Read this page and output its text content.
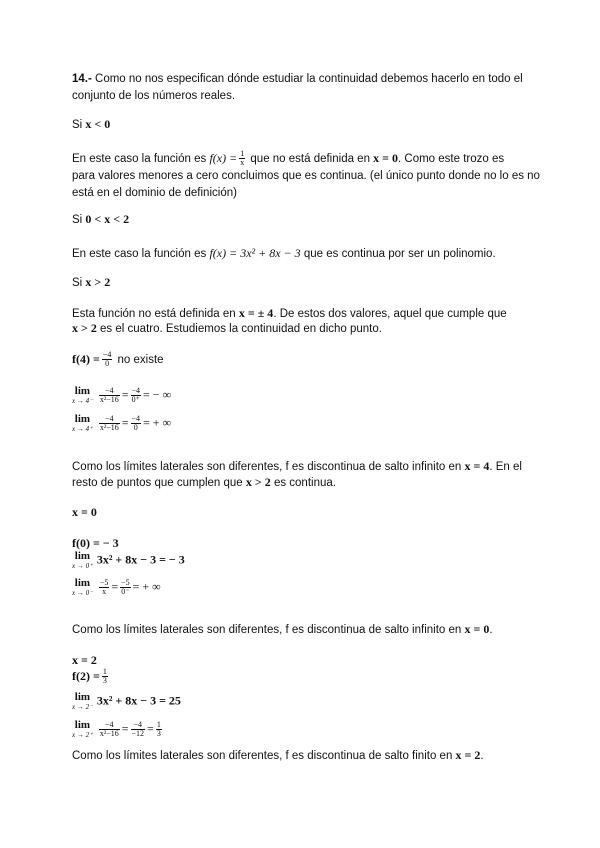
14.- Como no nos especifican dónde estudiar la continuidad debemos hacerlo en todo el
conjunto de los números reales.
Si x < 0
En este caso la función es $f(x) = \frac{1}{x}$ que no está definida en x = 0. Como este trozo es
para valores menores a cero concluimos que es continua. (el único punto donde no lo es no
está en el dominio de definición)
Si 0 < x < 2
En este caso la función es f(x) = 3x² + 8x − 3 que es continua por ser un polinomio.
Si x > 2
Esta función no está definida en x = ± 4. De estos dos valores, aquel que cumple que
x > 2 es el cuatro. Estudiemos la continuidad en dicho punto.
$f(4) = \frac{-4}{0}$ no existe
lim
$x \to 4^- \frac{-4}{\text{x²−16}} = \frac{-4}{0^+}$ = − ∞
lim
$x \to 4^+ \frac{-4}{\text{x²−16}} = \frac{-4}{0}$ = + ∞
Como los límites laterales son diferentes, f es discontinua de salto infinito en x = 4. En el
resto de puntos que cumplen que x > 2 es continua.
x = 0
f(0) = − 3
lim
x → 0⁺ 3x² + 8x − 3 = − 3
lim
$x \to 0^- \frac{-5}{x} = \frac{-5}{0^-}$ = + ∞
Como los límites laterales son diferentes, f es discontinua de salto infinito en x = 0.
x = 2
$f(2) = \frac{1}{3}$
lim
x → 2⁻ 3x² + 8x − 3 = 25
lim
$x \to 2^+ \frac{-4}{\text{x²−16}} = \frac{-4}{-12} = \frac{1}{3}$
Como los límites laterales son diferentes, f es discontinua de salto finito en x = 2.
==
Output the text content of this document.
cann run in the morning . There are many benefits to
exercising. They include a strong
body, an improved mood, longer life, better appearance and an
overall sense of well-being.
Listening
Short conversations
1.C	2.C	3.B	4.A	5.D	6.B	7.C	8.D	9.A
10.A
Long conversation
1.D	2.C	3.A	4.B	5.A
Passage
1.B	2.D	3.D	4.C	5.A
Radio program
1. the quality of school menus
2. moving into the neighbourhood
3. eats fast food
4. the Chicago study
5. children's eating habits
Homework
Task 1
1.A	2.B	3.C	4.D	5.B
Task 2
---
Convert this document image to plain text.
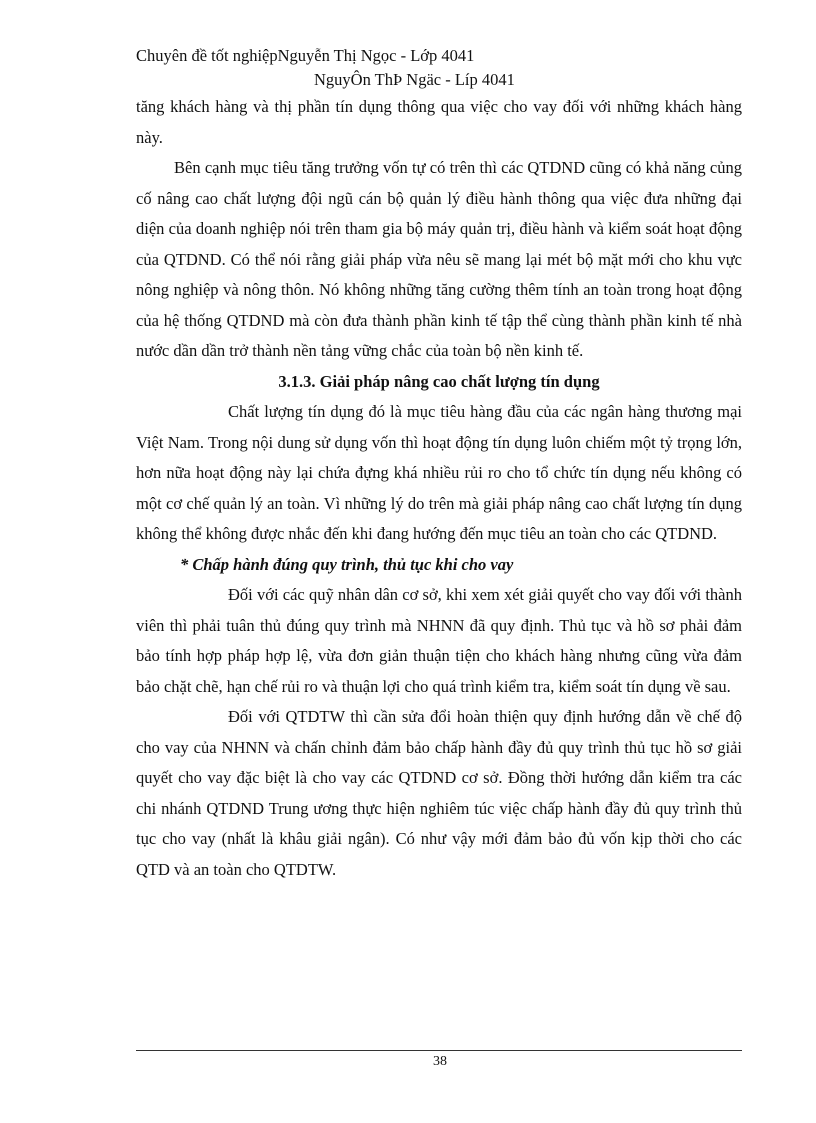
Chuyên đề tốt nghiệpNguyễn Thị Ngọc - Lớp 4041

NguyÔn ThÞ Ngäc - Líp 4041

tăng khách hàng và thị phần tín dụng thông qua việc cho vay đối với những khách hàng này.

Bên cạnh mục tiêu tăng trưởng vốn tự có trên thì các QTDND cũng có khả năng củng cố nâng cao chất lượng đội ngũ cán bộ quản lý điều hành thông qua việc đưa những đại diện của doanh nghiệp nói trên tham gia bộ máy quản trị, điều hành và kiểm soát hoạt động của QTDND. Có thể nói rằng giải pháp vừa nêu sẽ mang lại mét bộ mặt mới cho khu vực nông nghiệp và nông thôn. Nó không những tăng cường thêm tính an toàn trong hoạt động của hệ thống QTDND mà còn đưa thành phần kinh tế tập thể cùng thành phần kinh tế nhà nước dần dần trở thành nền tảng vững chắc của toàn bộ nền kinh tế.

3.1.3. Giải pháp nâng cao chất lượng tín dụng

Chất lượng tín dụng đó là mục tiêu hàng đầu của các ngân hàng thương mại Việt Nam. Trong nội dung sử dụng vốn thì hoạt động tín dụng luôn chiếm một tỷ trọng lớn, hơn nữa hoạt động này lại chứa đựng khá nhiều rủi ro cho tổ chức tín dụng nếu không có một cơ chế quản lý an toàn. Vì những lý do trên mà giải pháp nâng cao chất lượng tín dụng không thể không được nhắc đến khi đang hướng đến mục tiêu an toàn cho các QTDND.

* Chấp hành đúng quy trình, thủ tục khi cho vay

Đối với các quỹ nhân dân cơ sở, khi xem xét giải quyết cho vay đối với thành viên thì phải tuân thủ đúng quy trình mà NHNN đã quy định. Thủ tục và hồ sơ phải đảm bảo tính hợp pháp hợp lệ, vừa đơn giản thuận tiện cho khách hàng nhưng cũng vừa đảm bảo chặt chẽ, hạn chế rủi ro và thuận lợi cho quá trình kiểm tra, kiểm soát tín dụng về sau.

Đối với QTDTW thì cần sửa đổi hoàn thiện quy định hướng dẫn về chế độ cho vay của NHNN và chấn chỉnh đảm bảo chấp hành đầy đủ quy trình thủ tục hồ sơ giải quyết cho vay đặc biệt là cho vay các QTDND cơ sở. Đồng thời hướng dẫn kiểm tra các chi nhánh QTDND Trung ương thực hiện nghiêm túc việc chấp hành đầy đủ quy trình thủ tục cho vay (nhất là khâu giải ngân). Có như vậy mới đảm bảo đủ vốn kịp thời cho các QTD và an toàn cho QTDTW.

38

◆ **BRIEF**
Of the lines in the data above, how many contain the word "quyết"? Give only that figure.

◆ **THE SOLUTION**
2